#### Instructions to follow
Give back the full listing verbatim, apart from its images.

::: Records for this task :::

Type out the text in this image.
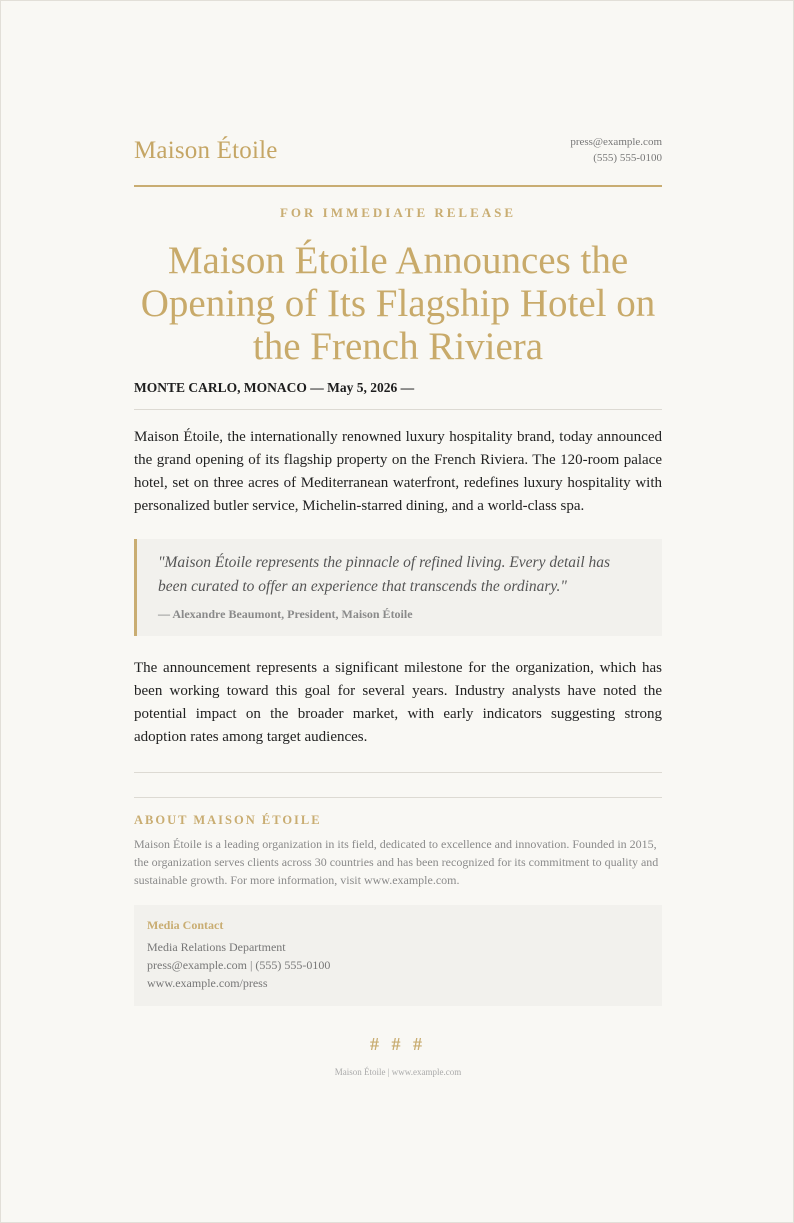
Maison Étoile	press@example.com
(555) 555-0100
FOR IMMEDIATE RELEASE
Maison Étoile Announces the Opening of Its Flagship Hotel on the French Riviera
MONTE CARLO, MONACO — May 5, 2026 —

Maison Étoile, the internationally renowned luxury hospitality brand, today announced the grand opening of its flagship property on the French Riviera. The 120-room palace hotel, set on three acres of Mediterranean waterfront, redefines luxury hospitality with personalized butler service, Michelin-starred dining, and a world-class spa.

"Maison Étoile represents the pinnacle of refined living. Every detail has been curated to offer an experience that transcends the ordinary."
— Alexandre Beaumont, President, Maison Étoile

The announcement represents a significant milestone for the organization, which has been working toward this goal for several years. Industry analysts have noted the potential impact on the broader market, with early indicators suggesting strong adoption rates among target audiences.

ABOUT MAISON ÉTOILE
Maison Étoile is a leading organization in its field, dedicated to excellence and innovation. Founded in 2015, the organization serves clients across 30 countries and has been recognized for its commitment to quality and sustainable growth. For more information, visit www.example.com.
Media Contact
Media Relations Department
press@example.com | (555) 555-0100
www.example.com/press
# # #
Maison Étoile | www.example.com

:::

#### Final result
Type out the text in this image.
Maison Étoile	press@example.com
(555) 555-0100
FOR IMMEDIATE RELEASE
Maison Étoile Announces the Opening of Its Flagship Hotel on the French Riviera
MONTE CARLO, MONACO — May 5, 2026 —

Maison Étoile, the internationally renowned luxury hospitality brand, today announced the grand opening of its flagship property on the French Riviera. The 120-room palace hotel, set on three acres of Mediterranean waterfront, redefines luxury hospitality with personalized butler service, Michelin-starred dining, and a world-class spa.

"Maison Étoile represents the pinnacle of refined living. Every detail has been curated to offer an experience that transcends the ordinary."
— Alexandre Beaumont, President, Maison Étoile

The announcement represents a significant milestone for the organization, which has been working toward this goal for several years. Industry analysts have noted the potential impact on the broader market, with early indicators suggesting strong adoption rates among target audiences.

ABOUT MAISON ÉTOILE
Maison Étoile is a leading organization in its field, dedicated to excellence and innovation. Founded in 2015, the organization serves clients across 30 countries and has been recognized for its commitment to quality and sustainable growth. For more information, visit www.example.com.
Media Contact
Media Relations Department
press@example.com | (555) 555-0100
www.example.com/press
# # #
Maison Étoile | www.example.com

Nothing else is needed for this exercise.